TASK TO COMPLETE: Omit every picture and output the rest of the records exactly as they are.

LISTED ENTRIES:
****************

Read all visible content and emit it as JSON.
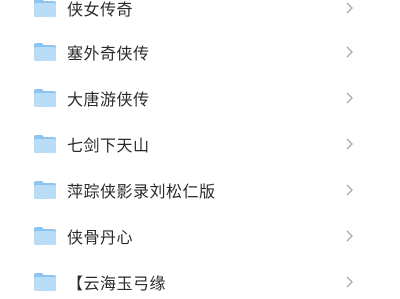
{
  "folder_list": {
    "items": [
      {
        "label": "侠女传奇",
        "icon": "folder-icon"
      },
      {
        "label": "塞外奇侠传",
        "icon": "folder-icon"
      },
      {
        "label": "大唐游侠传",
        "icon": "folder-icon"
      },
      {
        "label": "七剑下天山",
        "icon": "folder-icon"
      },
      {
        "label": "萍踪侠影录刘松仁版",
        "icon": "folder-icon"
      },
      {
        "label": "侠骨丹心",
        "icon": "folder-icon"
      },
      {
        "label": "【云海玉弓缘",
        "icon": "folder-icon"
      }
    ]
  },
  "colors": {
    "folder": "#b9dcf7",
    "folder_tab": "#8ec5f0",
    "text": "#2b2b2b",
    "chevron": "#aaaaaa"
  }
}
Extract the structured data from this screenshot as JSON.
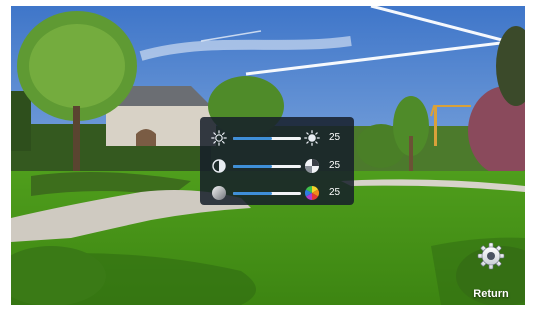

****************

SOLUTION BELOW:
Read all visible content and emit it as JSON.
{
  "folder_list": {
    "items": [
      {
        "label": "侠女传奇",
        "icon": "folder-icon"
      },
      {
        "label": "塞外奇侠传",
        "icon": "folder-icon"
      },
      {
        "label": "大唐游侠传",
        "icon": "folder-icon"
      },
      {
        "label": "七剑下天山",
        "icon": "folder-icon"
      },
      {
        "label": "萍踪侠影录刘松仁版",
        "icon": "folder-icon"
      },
      {
        "label": "侠骨丹心",
        "icon": "folder-icon"
      },
      {
        "label": "【云海玉弓缘",
        "icon": "folder-icon"
      }
    ]
  },
  "colors": {
    "folder": "#b9dcf7",
    "folder_tab": "#8ec5f0",
    "text": "#2b2b2b",
    "chevron": "#aaaaaa"
  }
}
Extract the structured data from this screenshot as JSON.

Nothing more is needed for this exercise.